Make an exact copy of all the records.

[Extracted data entries]
++++++

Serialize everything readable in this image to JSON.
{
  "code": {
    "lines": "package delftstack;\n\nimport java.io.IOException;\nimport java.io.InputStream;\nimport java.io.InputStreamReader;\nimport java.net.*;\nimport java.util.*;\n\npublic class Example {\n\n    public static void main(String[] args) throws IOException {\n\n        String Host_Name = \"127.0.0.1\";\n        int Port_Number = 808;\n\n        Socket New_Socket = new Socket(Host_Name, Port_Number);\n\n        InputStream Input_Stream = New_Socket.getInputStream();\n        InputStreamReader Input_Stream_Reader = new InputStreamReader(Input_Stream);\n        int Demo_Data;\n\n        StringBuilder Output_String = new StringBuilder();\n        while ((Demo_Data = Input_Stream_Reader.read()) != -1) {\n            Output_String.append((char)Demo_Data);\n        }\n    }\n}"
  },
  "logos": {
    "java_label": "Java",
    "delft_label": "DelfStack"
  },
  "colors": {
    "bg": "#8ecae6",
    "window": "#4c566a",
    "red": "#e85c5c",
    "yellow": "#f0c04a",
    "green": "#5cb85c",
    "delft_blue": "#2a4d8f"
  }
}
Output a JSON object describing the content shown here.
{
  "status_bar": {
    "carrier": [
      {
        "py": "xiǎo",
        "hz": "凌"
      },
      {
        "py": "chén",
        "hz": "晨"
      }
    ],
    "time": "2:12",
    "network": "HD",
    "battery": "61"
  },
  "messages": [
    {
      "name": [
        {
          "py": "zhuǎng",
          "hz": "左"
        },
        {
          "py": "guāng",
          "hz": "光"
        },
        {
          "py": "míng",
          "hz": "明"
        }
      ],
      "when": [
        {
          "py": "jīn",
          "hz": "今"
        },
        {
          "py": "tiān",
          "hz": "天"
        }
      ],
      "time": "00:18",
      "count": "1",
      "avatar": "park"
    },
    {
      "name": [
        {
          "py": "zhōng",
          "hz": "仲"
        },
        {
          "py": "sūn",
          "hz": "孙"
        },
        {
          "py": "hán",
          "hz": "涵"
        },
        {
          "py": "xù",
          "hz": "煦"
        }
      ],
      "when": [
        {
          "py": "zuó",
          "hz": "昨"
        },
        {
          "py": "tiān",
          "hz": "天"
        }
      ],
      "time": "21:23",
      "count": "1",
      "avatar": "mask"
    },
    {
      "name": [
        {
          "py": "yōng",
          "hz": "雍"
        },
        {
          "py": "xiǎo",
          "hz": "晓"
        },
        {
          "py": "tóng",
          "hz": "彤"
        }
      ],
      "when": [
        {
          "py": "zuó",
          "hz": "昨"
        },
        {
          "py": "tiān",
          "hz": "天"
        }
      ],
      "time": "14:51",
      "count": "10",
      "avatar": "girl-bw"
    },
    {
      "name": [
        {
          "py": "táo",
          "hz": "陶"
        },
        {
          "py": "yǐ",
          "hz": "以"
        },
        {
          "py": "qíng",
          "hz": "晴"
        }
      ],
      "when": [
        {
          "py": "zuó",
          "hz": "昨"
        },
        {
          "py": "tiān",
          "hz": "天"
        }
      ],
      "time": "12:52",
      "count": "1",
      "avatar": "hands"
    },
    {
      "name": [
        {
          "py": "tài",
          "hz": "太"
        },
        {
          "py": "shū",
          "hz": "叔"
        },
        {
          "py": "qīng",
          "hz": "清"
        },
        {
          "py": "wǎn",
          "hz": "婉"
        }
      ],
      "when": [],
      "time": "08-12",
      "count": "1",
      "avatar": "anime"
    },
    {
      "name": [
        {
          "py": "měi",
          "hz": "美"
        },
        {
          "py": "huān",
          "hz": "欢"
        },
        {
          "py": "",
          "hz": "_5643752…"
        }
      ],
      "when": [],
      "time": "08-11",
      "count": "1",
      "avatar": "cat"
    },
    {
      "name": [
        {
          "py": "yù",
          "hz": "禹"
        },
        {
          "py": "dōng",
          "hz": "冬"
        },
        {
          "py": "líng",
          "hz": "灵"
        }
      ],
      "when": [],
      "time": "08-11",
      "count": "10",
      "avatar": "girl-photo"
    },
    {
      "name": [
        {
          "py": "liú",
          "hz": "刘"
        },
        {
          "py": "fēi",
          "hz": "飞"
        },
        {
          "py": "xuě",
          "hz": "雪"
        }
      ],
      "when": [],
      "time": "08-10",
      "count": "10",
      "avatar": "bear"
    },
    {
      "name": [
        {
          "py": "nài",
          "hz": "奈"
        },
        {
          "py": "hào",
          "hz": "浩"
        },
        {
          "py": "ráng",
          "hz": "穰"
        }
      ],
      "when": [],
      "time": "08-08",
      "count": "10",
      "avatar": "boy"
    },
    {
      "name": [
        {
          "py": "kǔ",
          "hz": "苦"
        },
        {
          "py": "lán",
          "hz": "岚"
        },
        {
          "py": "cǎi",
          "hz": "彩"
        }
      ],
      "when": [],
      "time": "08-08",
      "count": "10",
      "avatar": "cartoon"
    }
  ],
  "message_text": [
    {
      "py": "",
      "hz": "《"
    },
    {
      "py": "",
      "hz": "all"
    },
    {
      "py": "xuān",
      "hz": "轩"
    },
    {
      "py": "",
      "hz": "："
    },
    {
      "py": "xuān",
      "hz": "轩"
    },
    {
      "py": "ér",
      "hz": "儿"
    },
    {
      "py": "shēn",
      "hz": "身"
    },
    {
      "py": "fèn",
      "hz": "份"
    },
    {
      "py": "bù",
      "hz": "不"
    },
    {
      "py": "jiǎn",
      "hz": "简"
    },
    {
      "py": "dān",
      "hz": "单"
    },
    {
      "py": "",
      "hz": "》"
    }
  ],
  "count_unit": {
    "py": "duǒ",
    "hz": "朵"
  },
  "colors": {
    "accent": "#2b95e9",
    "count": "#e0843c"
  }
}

++++++

• Output for this task
Serialize everything readable in this image to JSON.
{
  "code": {
    "lines": "package delftstack;\n\nimport java.io.IOException;\nimport java.io.InputStream;\nimport java.io.InputStreamReader;\nimport java.net.*;\nimport java.util.*;\n\npublic class Example {\n\n    public static void main(String[] args) throws IOException {\n\n        String Host_Name = \"127.0.0.1\";\n        int Port_Number = 808;\n\n        Socket New_Socket = new Socket(Host_Name, Port_Number);\n\n        InputStream Input_Stream = New_Socket.getInputStream();\n        InputStreamReader Input_Stream_Reader = new InputStreamReader(Input_Stream);\n        int Demo_Data;\n\n        StringBuilder Output_String = new StringBuilder();\n        while ((Demo_Data = Input_Stream_Reader.read()) != -1) {\n            Output_String.append((char)Demo_Data);\n        }\n    }\n}"
  },
  "logos": {
    "java_label": "Java",
    "delft_label": "DelfStack"
  },
  "colors": {
    "bg": "#8ecae6",
    "window": "#4c566a",
    "red": "#e85c5c",
    "yellow": "#f0c04a",
    "green": "#5cb85c",
    "delft_blue": "#2a4d8f"
  }
}
Output a JSON object describing the content shown here.
{
  "status_bar": {
    "carrier": [
      {
        "py": "xiǎo",
        "hz": "凌"
      },
      {
        "py": "chén",
        "hz": "晨"
      }
    ],
    "time": "2:12",
    "network": "HD",
    "battery": "61"
  },
  "messages": [
    {
      "name": [
        {
          "py": "zhuǎng",
          "hz": "左"
        },
        {
          "py": "guāng",
          "hz": "光"
        },
        {
          "py": "míng",
          "hz": "明"
        }
      ],
      "when": [
        {
          "py": "jīn",
          "hz": "今"
        },
        {
          "py": "tiān",
          "hz": "天"
        }
      ],
      "time": "00:18",
      "count": "1",
      "avatar": "park"
    },
    {
      "name": [
        {
          "py": "zhōng",
          "hz": "仲"
        },
        {
          "py": "sūn",
          "hz": "孙"
        },
        {
          "py": "hán",
          "hz": "涵"
        },
        {
          "py": "xù",
          "hz": "煦"
        }
      ],
      "when": [
        {
          "py": "zuó",
          "hz": "昨"
        },
        {
          "py": "tiān",
          "hz": "天"
        }
      ],
      "time": "21:23",
      "count": "1",
      "avatar": "mask"
    },
    {
      "name": [
        {
          "py": "yōng",
          "hz": "雍"
        },
        {
          "py": "xiǎo",
          "hz": "晓"
        },
        {
          "py": "tóng",
          "hz": "彤"
        }
      ],
      "when": [
        {
          "py": "zuó",
          "hz": "昨"
        },
        {
          "py": "tiān",
          "hz": "天"
        }
      ],
      "time": "14:51",
      "count": "10",
      "avatar": "girl-bw"
    },
    {
      "name": [
        {
          "py": "táo",
          "hz": "陶"
        },
        {
          "py": "yǐ",
          "hz": "以"
        },
        {
          "py": "qíng",
          "hz": "晴"
        }
      ],
      "when": [
        {
          "py": "zuó",
          "hz": "昨"
        },
        {
          "py": "tiān",
          "hz": "天"
        }
      ],
      "time": "12:52",
      "count": "1",
      "avatar": "hands"
    },
    {
      "name": [
        {
          "py": "tài",
          "hz": "太"
        },
        {
          "py": "shū",
          "hz": "叔"
        },
        {
          "py": "qīng",
          "hz": "清"
        },
        {
          "py": "wǎn",
          "hz": "婉"
        }
      ],
      "when": [],
      "time": "08-12",
      "count": "1",
      "avatar": "anime"
    },
    {
      "name": [
        {
          "py": "měi",
          "hz": "美"
        },
        {
          "py": "huān",
          "hz": "欢"
        },
        {
          "py": "",
          "hz": "_5643752…"
        }
      ],
      "when": [],
      "time": "08-11",
      "count": "1",
      "avatar": "cat"
    },
    {
      "name": [
        {
          "py": "yù",
          "hz": "禹"
        },
        {
          "py": "dōng",
          "hz": "冬"
        },
        {
          "py": "líng",
          "hz": "灵"
        }
      ],
      "when": [],
      "time": "08-11",
      "count": "10",
      "avatar": "girl-photo"
    },
    {
      "name": [
        {
          "py": "liú",
          "hz": "刘"
        },
        {
          "py": "fēi",
          "hz": "飞"
        },
        {
          "py": "xuě",
          "hz": "雪"
        }
      ],
      "when": [],
      "time": "08-10",
      "count": "10",
      "avatar": "bear"
    },
    {
      "name": [
        {
          "py": "nài",
          "hz": "奈"
        },
        {
          "py": "hào",
          "hz": "浩"
        },
        {
          "py": "ráng",
          "hz": "穰"
        }
      ],
      "when": [],
      "time": "08-08",
      "count": "10",
      "avatar": "boy"
    },
    {
      "name": [
        {
          "py": "kǔ",
          "hz": "苦"
        },
        {
          "py": "lán",
          "hz": "岚"
        },
        {
          "py": "cǎi",
          "hz": "彩"
        }
      ],
      "when": [],
      "time": "08-08",
      "count": "10",
      "avatar": "cartoon"
    }
  ],
  "message_text": [
    {
      "py": "",
      "hz": "《"
    },
    {
      "py": "",
      "hz": "all"
    },
    {
      "py": "xuān",
      "hz": "轩"
    },
    {
      "py": "",
      "hz": "："
    },
    {
      "py": "xuān",
      "hz": "轩"
    },
    {
      "py": "ér",
      "hz": "儿"
    },
    {
      "py": "shēn",
      "hz": "身"
    },
    {
      "py": "fèn",
      "hz": "份"
    },
    {
      "py": "bù",
      "hz": "不"
    },
    {
      "py": "jiǎn",
      "hz": "简"
    },
    {
      "py": "dān",
      "hz": "单"
    },
    {
      "py": "",
      "hz": "》"
    }
  ],
  "count_unit": {
    "py": "duǒ",
    "hz": "朵"
  },
  "colors": {
    "accent": "#2b95e9",
    "count": "#e0843c"
  }
}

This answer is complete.